**WORK TO COMPLETE:** The records below are to be written out again, exactly as they appear.

[Excerpts from a dataset]
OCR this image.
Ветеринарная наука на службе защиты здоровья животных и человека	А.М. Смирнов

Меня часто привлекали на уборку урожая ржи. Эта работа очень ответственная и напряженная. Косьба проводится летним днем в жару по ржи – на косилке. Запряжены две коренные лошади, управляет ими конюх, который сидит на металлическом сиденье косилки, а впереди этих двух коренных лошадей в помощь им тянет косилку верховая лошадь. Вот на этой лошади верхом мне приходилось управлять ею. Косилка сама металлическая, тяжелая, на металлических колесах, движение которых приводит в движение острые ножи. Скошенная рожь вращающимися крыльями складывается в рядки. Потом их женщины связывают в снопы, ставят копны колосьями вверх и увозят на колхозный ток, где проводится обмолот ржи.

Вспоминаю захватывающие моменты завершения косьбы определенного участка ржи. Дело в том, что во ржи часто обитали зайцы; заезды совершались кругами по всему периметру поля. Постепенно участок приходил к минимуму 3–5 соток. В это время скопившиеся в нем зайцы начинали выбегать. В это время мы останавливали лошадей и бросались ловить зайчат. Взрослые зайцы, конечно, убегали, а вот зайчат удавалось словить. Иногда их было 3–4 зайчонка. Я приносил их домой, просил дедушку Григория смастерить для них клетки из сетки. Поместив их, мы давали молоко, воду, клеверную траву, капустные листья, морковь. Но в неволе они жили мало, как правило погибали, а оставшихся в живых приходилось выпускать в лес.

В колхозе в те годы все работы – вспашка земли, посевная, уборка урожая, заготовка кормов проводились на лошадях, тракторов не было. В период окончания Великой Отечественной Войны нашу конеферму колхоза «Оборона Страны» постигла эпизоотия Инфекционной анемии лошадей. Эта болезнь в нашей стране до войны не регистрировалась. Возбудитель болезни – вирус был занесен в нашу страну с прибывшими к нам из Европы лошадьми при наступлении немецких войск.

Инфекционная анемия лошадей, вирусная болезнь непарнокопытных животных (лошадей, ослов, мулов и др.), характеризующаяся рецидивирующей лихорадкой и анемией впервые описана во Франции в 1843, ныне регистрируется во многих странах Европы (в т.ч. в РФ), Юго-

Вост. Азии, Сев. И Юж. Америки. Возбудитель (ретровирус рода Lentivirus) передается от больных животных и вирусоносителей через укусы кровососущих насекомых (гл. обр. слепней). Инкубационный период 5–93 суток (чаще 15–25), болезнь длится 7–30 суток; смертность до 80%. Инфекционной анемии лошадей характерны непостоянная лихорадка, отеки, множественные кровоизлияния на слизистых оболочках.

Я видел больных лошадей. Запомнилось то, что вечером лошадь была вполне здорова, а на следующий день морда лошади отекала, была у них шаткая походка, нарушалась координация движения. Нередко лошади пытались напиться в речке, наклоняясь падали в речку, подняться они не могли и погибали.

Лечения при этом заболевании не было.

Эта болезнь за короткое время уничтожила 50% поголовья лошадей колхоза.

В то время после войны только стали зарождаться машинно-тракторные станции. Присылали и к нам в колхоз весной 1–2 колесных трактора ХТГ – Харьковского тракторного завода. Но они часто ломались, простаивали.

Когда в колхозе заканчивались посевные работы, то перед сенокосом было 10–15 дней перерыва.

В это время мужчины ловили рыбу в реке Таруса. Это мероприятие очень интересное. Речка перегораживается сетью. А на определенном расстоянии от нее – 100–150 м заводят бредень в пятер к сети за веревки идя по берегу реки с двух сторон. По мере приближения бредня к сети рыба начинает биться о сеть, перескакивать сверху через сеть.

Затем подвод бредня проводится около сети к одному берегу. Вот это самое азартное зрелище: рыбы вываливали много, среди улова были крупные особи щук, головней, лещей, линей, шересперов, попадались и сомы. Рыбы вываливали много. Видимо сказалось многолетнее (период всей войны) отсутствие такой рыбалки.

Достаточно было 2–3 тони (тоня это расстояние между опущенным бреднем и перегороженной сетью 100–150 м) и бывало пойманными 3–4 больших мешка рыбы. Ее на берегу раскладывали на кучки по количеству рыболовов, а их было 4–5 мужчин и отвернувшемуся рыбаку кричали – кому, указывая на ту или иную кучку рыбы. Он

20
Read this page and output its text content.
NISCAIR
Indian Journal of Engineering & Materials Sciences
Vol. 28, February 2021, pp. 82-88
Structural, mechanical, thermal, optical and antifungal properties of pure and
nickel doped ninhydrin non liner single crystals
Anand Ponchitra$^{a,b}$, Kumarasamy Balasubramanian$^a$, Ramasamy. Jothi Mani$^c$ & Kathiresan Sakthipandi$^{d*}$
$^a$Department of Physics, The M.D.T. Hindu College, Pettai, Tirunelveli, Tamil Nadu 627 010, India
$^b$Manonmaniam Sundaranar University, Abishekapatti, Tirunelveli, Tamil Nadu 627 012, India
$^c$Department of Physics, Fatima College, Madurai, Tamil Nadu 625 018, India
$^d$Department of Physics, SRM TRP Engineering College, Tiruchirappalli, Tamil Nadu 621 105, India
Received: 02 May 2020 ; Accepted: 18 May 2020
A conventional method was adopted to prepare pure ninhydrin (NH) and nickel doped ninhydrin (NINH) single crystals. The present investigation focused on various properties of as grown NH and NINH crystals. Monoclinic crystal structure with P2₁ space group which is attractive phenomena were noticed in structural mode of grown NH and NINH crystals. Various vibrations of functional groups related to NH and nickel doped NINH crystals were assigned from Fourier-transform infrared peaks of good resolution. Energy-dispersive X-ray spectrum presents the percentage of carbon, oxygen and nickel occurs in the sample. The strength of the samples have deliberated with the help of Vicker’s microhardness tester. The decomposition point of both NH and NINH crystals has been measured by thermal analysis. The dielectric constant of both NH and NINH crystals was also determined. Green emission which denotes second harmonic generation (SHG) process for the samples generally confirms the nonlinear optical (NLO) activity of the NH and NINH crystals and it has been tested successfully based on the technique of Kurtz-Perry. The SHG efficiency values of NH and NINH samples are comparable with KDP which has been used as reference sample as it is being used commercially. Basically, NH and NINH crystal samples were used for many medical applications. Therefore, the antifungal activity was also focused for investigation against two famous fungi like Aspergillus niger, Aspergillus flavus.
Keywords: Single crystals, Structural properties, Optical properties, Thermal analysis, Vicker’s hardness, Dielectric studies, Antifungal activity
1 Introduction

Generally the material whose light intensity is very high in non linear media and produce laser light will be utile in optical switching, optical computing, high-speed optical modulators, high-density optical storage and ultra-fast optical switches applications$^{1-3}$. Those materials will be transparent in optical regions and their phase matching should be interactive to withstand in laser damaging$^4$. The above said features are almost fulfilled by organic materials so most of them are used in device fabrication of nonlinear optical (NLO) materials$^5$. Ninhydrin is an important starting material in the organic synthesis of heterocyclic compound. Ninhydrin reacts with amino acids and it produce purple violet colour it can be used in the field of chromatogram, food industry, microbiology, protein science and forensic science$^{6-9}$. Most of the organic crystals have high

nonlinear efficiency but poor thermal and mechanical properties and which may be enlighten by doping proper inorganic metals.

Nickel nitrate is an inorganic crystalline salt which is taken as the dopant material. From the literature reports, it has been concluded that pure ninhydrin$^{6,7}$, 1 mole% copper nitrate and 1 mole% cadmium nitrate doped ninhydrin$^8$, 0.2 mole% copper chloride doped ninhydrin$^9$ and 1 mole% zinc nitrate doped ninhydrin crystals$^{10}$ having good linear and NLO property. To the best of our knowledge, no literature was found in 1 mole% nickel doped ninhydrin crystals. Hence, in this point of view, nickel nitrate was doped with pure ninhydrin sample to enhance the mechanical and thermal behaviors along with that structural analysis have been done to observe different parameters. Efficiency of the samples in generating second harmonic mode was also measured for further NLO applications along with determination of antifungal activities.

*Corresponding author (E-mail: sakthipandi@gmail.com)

**ANSWER:**
OCR this image.
Ветеринарная наука на службе защиты здоровья животных и человека	А.М. Смирнов

Меня часто привлекали на уборку урожая ржи. Эта работа очень ответственная и напряженная. Косьба проводится летним днем в жару по ржи – на косилке. Запряжены две коренные лошади, управляет ими конюх, который сидит на металлическом сиденье косилки, а впереди этих двух коренных лошадей в помощь им тянет косилку верховая лошадь. Вот на этой лошади верхом мне приходилось управлять ею. Косилка сама металлическая, тяжелая, на металлических колесах, движение которых приводит в движение острые ножи. Скошенная рожь вращающимися крыльями складывается в рядки. Потом их женщины связывают в снопы, ставят копны колосьями вверх и увозят на колхозный ток, где проводится обмолот ржи.

Вспоминаю захватывающие моменты завершения косьбы определенного участка ржи. Дело в том, что во ржи часто обитали зайцы; заезды совершались кругами по всему периметру поля. Постепенно участок приходил к минимуму 3–5 соток. В это время скопившиеся в нем зайцы начинали выбегать. В это время мы останавливали лошадей и бросались ловить зайчат. Взрослые зайцы, конечно, убегали, а вот зайчат удавалось словить. Иногда их было 3–4 зайчонка. Я приносил их домой, просил дедушку Григория смастерить для них клетки из сетки. Поместив их, мы давали молоко, воду, клеверную траву, капустные листья, морковь. Но в неволе они жили мало, как правило погибали, а оставшихся в живых приходилось выпускать в лес.

В колхозе в те годы все работы – вспашка земли, посевная, уборка урожая, заготовка кормов проводились на лошадях, тракторов не было. В период окончания Великой Отечественной Войны нашу конеферму колхоза «Оборона Страны» постигла эпизоотия Инфекционной анемии лошадей. Эта болезнь в нашей стране до войны не регистрировалась. Возбудитель болезни – вирус был занесен в нашу страну с прибывшими к нам из Европы лошадьми при наступлении немецких войск.

Инфекционная анемия лошадей, вирусная болезнь непарнокопытных животных (лошадей, ослов, мулов и др.), характеризующаяся рецидивирующей лихорадкой и анемией впервые описана во Франции в 1843, ныне регистрируется во многих странах Европы (в т.ч. в РФ), Юго-

Вост. Азии, Сев. И Юж. Америки. Возбудитель (ретровирус рода Lentivirus) передается от больных животных и вирусоносителей через укусы кровососущих насекомых (гл. обр. слепней). Инкубационный период 5–93 суток (чаще 15–25), болезнь длится 7–30 суток; смертность до 80%. Инфекционной анемии лошадей характерны непостоянная лихорадка, отеки, множественные кровоизлияния на слизистых оболочках.

Я видел больных лошадей. Запомнилось то, что вечером лошадь была вполне здорова, а на следующий день морда лошади отекала, была у них шаткая походка, нарушалась координация движения. Нередко лошади пытались напиться в речке, наклоняясь падали в речку, подняться они не могли и погибали.

Лечения при этом заболевании не было.

Эта болезнь за короткое время уничтожила 50% поголовья лошадей колхоза.

В то время после войны только стали зарождаться машинно-тракторные станции. Присылали и к нам в колхоз весной 1–2 колесных трактора ХТГ – Харьковского тракторного завода. Но они часто ломались, простаивали.

Когда в колхозе заканчивались посевные работы, то перед сенокосом было 10–15 дней перерыва.

В это время мужчины ловили рыбу в реке Таруса. Это мероприятие очень интересное. Речка перегораживается сетью. А на определенном расстоянии от нее – 100–150 м заводят бредень в пятер к сети за веревки идя по берегу реки с двух сторон. По мере приближения бредня к сети рыба начинает биться о сеть, перескакивать сверху через сеть.

Затем подвод бредня проводится около сети к одному берегу. Вот это самое азартное зрелище: рыбы вываливали много, среди улова были крупные особи щук, головней, лещей, линей, шересперов, попадались и сомы. Рыбы вываливали много. Видимо сказалось многолетнее (период всей войны) отсутствие такой рыбалки.

Достаточно было 2–3 тони (тоня это расстояние между опущенным бреднем и перегороженной сетью 100–150 м) и бывало пойманными 3–4 больших мешка рыбы. Ее на берегу раскладывали на кучки по количеству рыболовов, а их было 4–5 мужчин и отвернувшемуся рыбаку кричали – кому, указывая на ту или иную кучку рыбы. Он

20
Read this page and output its text content.
NISCAIR
Indian Journal of Engineering & Materials Sciences
Vol. 28, February 2021, pp. 82-88
Structural, mechanical, thermal, optical and antifungal properties of pure and
nickel doped ninhydrin non liner single crystals
Anand Ponchitra$^{a,b}$, Kumarasamy Balasubramanian$^a$, Ramasamy. Jothi Mani$^c$ & Kathiresan Sakthipandi$^{d*}$
$^a$Department of Physics, The M.D.T. Hindu College, Pettai, Tirunelveli, Tamil Nadu 627 010, India
$^b$Manonmaniam Sundaranar University, Abishekapatti, Tirunelveli, Tamil Nadu 627 012, India
$^c$Department of Physics, Fatima College, Madurai, Tamil Nadu 625 018, India
$^d$Department of Physics, SRM TRP Engineering College, Tiruchirappalli, Tamil Nadu 621 105, India
Received: 02 May 2020 ; Accepted: 18 May 2020
A conventional method was adopted to prepare pure ninhydrin (NH) and nickel doped ninhydrin (NINH) single crystals. The present investigation focused on various properties of as grown NH and NINH crystals. Monoclinic crystal structure with P2₁ space group which is attractive phenomena were noticed in structural mode of grown NH and NINH crystals. Various vibrations of functional groups related to NH and nickel doped NINH crystals were assigned from Fourier-transform infrared peaks of good resolution. Energy-dispersive X-ray spectrum presents the percentage of carbon, oxygen and nickel occurs in the sample. The strength of the samples have deliberated with the help of Vicker’s microhardness tester. The decomposition point of both NH and NINH crystals has been measured by thermal analysis. The dielectric constant of both NH and NINH crystals was also determined. Green emission which denotes second harmonic generation (SHG) process for the samples generally confirms the nonlinear optical (NLO) activity of the NH and NINH crystals and it has been tested successfully based on the technique of Kurtz-Perry. The SHG efficiency values of NH and NINH samples are comparable with KDP which has been used as reference sample as it is being used commercially. Basically, NH and NINH crystal samples were used for many medical applications. Therefore, the antifungal activity was also focused for investigation against two famous fungi like Aspergillus niger, Aspergillus flavus.
Keywords: Single crystals, Structural properties, Optical properties, Thermal analysis, Vicker’s hardness, Dielectric studies, Antifungal activity
1 Introduction

Generally the material whose light intensity is very high in non linear media and produce laser light will be utile in optical switching, optical computing, high-speed optical modulators, high-density optical storage and ultra-fast optical switches applications$^{1-3}$. Those materials will be transparent in optical regions and their phase matching should be interactive to withstand in laser damaging$^4$. The above said features are almost fulfilled by organic materials so most of them are used in device fabrication of nonlinear optical (NLO) materials$^5$. Ninhydrin is an important starting material in the organic synthesis of heterocyclic compound. Ninhydrin reacts with amino acids and it produce purple violet colour it can be used in the field of chromatogram, food industry, microbiology, protein science and forensic science$^{6-9}$. Most of the organic crystals have high

nonlinear efficiency but poor thermal and mechanical properties and which may be enlighten by doping proper inorganic metals.

Nickel nitrate is an inorganic crystalline salt which is taken as the dopant material. From the literature reports, it has been concluded that pure ninhydrin$^{6,7}$, 1 mole% copper nitrate and 1 mole% cadmium nitrate doped ninhydrin$^8$, 0.2 mole% copper chloride doped ninhydrin$^9$ and 1 mole% zinc nitrate doped ninhydrin crystals$^{10}$ having good linear and NLO property. To the best of our knowledge, no literature was found in 1 mole% nickel doped ninhydrin crystals. Hence, in this point of view, nickel nitrate was doped with pure ninhydrin sample to enhance the mechanical and thermal behaviors along with that structural analysis have been done to observe different parameters. Efficiency of the samples in generating second harmonic mode was also measured for further NLO applications along with determination of antifungal activities.

*Corresponding author (E-mail: sakthipandi@gmail.com)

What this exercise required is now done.